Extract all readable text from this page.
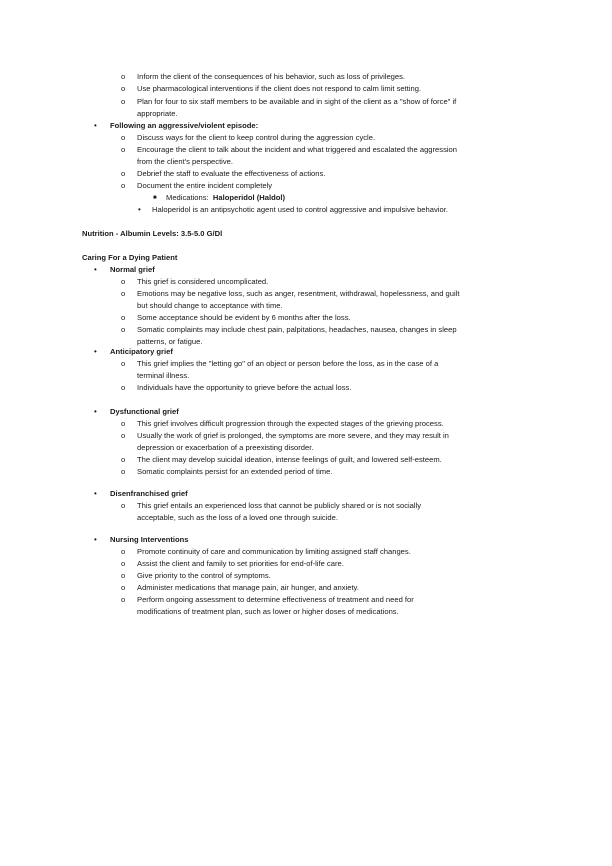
o Inform the client of the consequences of his behavior, such as loss of privileges.
o Use pharmacological interventions if the client does not respond to calm limit setting.
o Plan for four to six staff members to be available and in sight of the client as a "show of force" if
appropriate.
• Following an aggressive/violent episode:
o Discuss ways for the client to keep control during the aggression cycle.
o Encourage the client to talk about the incident and what triggered and escalated the aggression
from the client's perspective.
o Debrief the staff to evaluate the effectiveness of actions.
o Document the entire incident completely
■ Medications: Haloperidol (Haldol)
• Haloperidol is an antipsychotic agent used to control aggressive and impulsive behavior.
Nutrition - Albumin Levels: 3.5-5.0 G/Dl
Caring For a Dying Patient
• Normal grief
o This grief is considered uncomplicated.
o Emotions may be negative loss, such as anger, resentment, withdrawal, hopelessness, and guilt
but should change to acceptance with time.
o Some acceptance should be evident by 6 months after the loss.
o Somatic complaints may include chest pain, palpitations, headaches, nausea, changes in sleep
patterns, or fatigue.
• Anticipatory grief
o This grief implies the "letting go" of an object or person before the loss, as in the case of a
terminal illness.
o Individuals have the opportunity to grieve before the actual loss.
• Dysfunctional grief
o This grief involves difficult progression through the expected stages of the grieving process.
o Usually the work of grief is prolonged, the symptoms are more severe, and they may result in
depression or exacerbation of a preexisting disorder.
o The client may develop suicidal ideation, intense feelings of guilt, and lowered self-esteem.
o Somatic complaints persist for an extended period of time.
• Disenfranchised grief
o This grief entails an experienced loss that cannot be publicly shared or is not socially
acceptable, such as the loss of a loved one through suicide.
• Nursing Interventions
o Promote continuity of care and communication by limiting assigned staff changes.
o Assist the client and family to set priorities for end-of-life care.
o Give priority to the control of symptoms.
o Administer medications that manage pain, air hunger, and anxiety.
o Perform ongoing assessment to determine effectiveness of treatment and need for
modifications of treatment plan, such as lower or higher doses of medications.
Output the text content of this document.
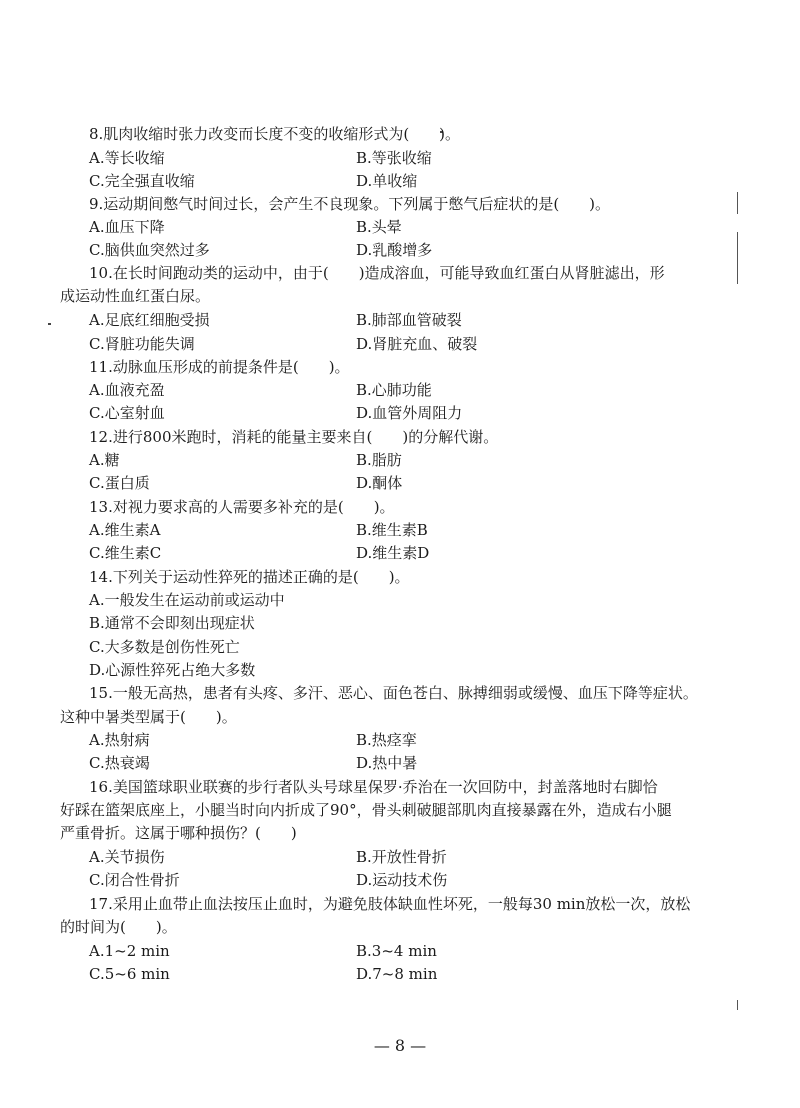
8.肌肉收缩时张力改变而长度不变的收缩形式为(　　)。
A.等长收缩	B.等张收缩
C.完全强直收缩	D.单收缩
9.运动期间憋气时间过长，会产生不良现象。下列属于憋气后症状的是(　　)。
A.血压下降	B.头晕
C.脑供血突然过多	D.乳酸增多
10.在长时间跑动类的运动中，由于(　　)造成溶血，可能导致血红蛋白从肾脏滤出，形
成运动性血红蛋白尿。
A.足底红细胞受损	B.肺部血管破裂
C.肾脏功能失调	D.肾脏充血、破裂
11.动脉血压形成的前提条件是(　　)。
A.血液充盈	B.心肺功能
C.心室射血	D.血管外周阻力
12.进行800米跑时，消耗的能量主要来自(　　)的分解代谢。
A.糖	B.脂肪
C.蛋白质	D.酮体
13.对视力要求高的人需要多补充的是(　　)。
A.维生素A	B.维生素B
C.维生素C	D.维生素D
14.下列关于运动性猝死的描述正确的是(　　)。
A.一般发生在运动前或运动中
B.通常不会即刻出现症状
C.大多数是创伤性死亡
D.心源性猝死占绝大多数
15.一般无高热，患者有头疼、多汗、恶心、面色苍白、脉搏细弱或缓慢、血压下降等症状。
这种中暑类型属于(　　)。
A.热射病	B.热痉挛
C.热衰竭	D.热中暑
16.美国篮球职业联赛的步行者队头号球星保罗·乔治在一次回防中，封盖落地时右脚恰
好踩在篮架底座上，小腿当时向内折成了90°，骨头刺破腿部肌肉直接暴露在外，造成右小腿
严重骨折。这属于哪种损伤？(　　)
A.关节损伤	B.开放性骨折
C.闭合性骨折	D.运动技术伤
17.采用止血带止血法按压止血时，为避免肢体缺血性坏死，一般每30 min放松一次，放松
的时间为(　　)。
A.1~2 min	B.3~4 min
C.5~6 min	D.7~8 min
— 8 —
--
WHAT THE TASK REQUIRES
A faithful copy of the records above is needed, with the pictures left out.

THE OUTPUT
Extract all readable text from this page.
o Inform the client of the consequences of his behavior, such as loss of privileges.
o Use pharmacological interventions if the client does not respond to calm limit setting.
o Plan for four to six staff members to be available and in sight of the client as a "show of force" if
appropriate.
• Following an aggressive/violent episode:
o Discuss ways for the client to keep control during the aggression cycle.
o Encourage the client to talk about the incident and what triggered and escalated the aggression
from the client's perspective.
o Debrief the staff to evaluate the effectiveness of actions.
o Document the entire incident completely
■ Medications: Haloperidol (Haldol)
• Haloperidol is an antipsychotic agent used to control aggressive and impulsive behavior.
Nutrition - Albumin Levels: 3.5-5.0 G/Dl
Caring For a Dying Patient
• Normal grief
o This grief is considered uncomplicated.
o Emotions may be negative loss, such as anger, resentment, withdrawal, hopelessness, and guilt
but should change to acceptance with time.
o Some acceptance should be evident by 6 months after the loss.
o Somatic complaints may include chest pain, palpitations, headaches, nausea, changes in sleep
patterns, or fatigue.
• Anticipatory grief
o This grief implies the "letting go" of an object or person before the loss, as in the case of a
terminal illness.
o Individuals have the opportunity to grieve before the actual loss.
• Dysfunctional grief
o This grief involves difficult progression through the expected stages of the grieving process.
o Usually the work of grief is prolonged, the symptoms are more severe, and they may result in
depression or exacerbation of a preexisting disorder.
o The client may develop suicidal ideation, intense feelings of guilt, and lowered self-esteem.
o Somatic complaints persist for an extended period of time.
• Disenfranchised grief
o This grief entails an experienced loss that cannot be publicly shared or is not socially
acceptable, such as the loss of a loved one through suicide.
• Nursing Interventions
o Promote continuity of care and communication by limiting assigned staff changes.
o Assist the client and family to set priorities for end-of-life care.
o Give priority to the control of symptoms.
o Administer medications that manage pain, air hunger, and anxiety.
o Perform ongoing assessment to determine effectiveness of treatment and need for
modifications of treatment plan, such as lower or higher doses of medications.
Output the text content of this document.
8.肌肉收缩时张力改变而长度不变的收缩形式为(　　)。
A.等长收缩	B.等张收缩
C.完全强直收缩	D.单收缩
9.运动期间憋气时间过长，会产生不良现象。下列属于憋气后症状的是(　　)。
A.血压下降	B.头晕
C.脑供血突然过多	D.乳酸增多
10.在长时间跑动类的运动中，由于(　　)造成溶血，可能导致血红蛋白从肾脏滤出，形
成运动性血红蛋白尿。
A.足底红细胞受损	B.肺部血管破裂
C.肾脏功能失调	D.肾脏充血、破裂
11.动脉血压形成的前提条件是(　　)。
A.血液充盈	B.心肺功能
C.心室射血	D.血管外周阻力
12.进行800米跑时，消耗的能量主要来自(　　)的分解代谢。
A.糖	B.脂肪
C.蛋白质	D.酮体
13.对视力要求高的人需要多补充的是(　　)。
A.维生素A	B.维生素B
C.维生素C	D.维生素D
14.下列关于运动性猝死的描述正确的是(　　)。
A.一般发生在运动前或运动中
B.通常不会即刻出现症状
C.大多数是创伤性死亡
D.心源性猝死占绝大多数
15.一般无高热，患者有头疼、多汗、恶心、面色苍白、脉搏细弱或缓慢、血压下降等症状。
这种中暑类型属于(　　)。
A.热射病	B.热痉挛
C.热衰竭	D.热中暑
16.美国篮球职业联赛的步行者队头号球星保罗·乔治在一次回防中，封盖落地时右脚恰
好踩在篮架底座上，小腿当时向内折成了90°，骨头刺破腿部肌肉直接暴露在外，造成右小腿
严重骨折。这属于哪种损伤？(　　)
A.关节损伤	B.开放性骨折
C.闭合性骨折	D.运动技术伤
17.采用止血带止血法按压止血时，为避免肢体缺血性坏死，一般每30 min放松一次，放松
的时间为(　　)。
A.1~2 min	B.3~4 min
C.5~6 min	D.7~8 min
— 8 —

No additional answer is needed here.